To be done –
1. Return the portion of the Barry Bonds thread from "whether or not" up to and including "garcia3441 (Aug 8, 2007)".
2. List every forum username that appears in the Barry Bonds thread, either as a post author or as the person being quoted.

Selected passage –
◇ ◇ ◇ ◇ ◇ ◇ ◇

Barry Bonds, meanwhile, went from a well balanced guy with arms the size of my legs to a mood-swing-prone guy with arms the size of my torso. He's not using steroids? Yeah fucking right. 

I love the guys who'd been going to games carrying giant asterisks. Those are true baseball fans.


----------



## Leon (Aug 8, 2007)

Drew said:


> I love the guys who'd been going to games carrying giant asterisks. Those are true baseball fans.



whether or not there is an asterisk by Bonds' name in the history books, i know that i, as well as many other baseball fans, will never forget, and will never let those around me forget.


----------



## garcia3441 (Aug 8, 2007)

Drew said:


> mood-swing-prone guy



He was like that even before the steroid allegations.

Alex Sanchez tested positive for steroids in 2005. His stats?

◇ ◇ ◇ ◇ ◇ ◇ ◇

Dataset entries –
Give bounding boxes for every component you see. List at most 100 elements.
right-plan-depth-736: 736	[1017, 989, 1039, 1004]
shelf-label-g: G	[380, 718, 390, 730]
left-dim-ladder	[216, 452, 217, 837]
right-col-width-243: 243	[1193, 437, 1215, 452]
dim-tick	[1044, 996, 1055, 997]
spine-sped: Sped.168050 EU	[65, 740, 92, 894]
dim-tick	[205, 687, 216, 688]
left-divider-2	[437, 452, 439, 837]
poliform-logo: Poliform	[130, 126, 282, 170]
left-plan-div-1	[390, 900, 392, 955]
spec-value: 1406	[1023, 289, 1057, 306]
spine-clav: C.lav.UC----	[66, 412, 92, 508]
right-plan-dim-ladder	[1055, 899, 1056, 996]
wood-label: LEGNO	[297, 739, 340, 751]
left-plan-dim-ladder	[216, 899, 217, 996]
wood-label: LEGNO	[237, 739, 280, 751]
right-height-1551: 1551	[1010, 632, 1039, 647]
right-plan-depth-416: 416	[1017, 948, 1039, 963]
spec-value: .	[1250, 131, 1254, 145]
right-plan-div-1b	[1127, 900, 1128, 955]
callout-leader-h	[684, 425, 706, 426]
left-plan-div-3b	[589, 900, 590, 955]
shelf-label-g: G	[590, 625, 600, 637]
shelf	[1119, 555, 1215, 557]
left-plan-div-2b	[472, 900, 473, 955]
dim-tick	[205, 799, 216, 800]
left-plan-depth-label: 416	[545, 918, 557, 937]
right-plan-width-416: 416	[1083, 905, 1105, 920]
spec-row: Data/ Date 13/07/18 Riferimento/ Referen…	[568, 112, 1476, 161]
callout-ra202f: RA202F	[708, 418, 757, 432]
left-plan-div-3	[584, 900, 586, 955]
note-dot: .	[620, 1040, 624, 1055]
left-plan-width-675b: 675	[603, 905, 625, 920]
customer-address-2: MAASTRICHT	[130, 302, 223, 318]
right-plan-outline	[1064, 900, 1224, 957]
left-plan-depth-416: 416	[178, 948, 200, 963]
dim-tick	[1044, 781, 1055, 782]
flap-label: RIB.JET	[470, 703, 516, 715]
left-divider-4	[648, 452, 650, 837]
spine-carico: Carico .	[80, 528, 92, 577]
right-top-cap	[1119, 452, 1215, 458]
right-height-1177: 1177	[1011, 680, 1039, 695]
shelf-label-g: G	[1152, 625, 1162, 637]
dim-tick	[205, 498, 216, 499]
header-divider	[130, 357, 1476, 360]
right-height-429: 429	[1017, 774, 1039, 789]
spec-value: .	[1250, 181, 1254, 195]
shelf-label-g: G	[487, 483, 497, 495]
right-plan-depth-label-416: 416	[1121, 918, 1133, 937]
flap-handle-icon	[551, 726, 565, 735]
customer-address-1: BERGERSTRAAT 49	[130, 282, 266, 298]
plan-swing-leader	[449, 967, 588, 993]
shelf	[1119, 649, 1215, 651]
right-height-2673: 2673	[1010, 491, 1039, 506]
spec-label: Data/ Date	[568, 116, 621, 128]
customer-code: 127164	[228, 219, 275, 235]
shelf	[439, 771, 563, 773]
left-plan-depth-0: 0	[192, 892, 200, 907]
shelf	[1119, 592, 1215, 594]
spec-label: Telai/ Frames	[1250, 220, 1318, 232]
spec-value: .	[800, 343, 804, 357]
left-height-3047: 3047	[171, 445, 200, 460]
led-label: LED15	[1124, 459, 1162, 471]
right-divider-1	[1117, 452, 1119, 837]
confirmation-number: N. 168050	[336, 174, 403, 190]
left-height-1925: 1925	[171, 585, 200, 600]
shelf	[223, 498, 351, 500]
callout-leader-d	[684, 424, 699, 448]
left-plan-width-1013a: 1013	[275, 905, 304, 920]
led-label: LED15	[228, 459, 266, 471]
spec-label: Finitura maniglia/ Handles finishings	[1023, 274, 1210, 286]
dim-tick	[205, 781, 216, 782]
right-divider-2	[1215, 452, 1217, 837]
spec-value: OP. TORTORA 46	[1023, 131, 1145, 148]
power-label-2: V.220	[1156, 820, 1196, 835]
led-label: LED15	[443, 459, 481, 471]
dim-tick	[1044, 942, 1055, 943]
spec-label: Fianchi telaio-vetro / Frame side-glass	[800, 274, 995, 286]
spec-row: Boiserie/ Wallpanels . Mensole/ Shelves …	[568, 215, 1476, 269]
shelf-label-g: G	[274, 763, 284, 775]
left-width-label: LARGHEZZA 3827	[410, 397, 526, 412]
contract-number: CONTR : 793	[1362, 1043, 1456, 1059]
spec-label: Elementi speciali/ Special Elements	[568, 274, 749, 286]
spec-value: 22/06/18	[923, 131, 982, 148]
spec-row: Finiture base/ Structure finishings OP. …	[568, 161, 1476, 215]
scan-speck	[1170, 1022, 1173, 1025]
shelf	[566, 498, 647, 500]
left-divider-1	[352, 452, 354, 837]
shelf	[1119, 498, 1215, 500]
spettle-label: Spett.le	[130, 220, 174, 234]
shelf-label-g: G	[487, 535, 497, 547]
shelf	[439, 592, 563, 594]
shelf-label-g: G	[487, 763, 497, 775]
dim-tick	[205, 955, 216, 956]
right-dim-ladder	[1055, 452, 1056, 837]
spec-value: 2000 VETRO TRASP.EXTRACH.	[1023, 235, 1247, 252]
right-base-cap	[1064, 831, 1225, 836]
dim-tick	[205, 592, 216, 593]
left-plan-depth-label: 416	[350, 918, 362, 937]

◇ ◇ ◇ ◇ ◇ ◇ ◇

The responses –
1.
whether or not there is an asterisk by Bonds' name in the history books, i know that i, as well as many other baseball fans, will never forget, and will never let those around me forget.


----------



## garcia3441 (Aug 8, 2007)

2.
Drew
Leon
garcia3441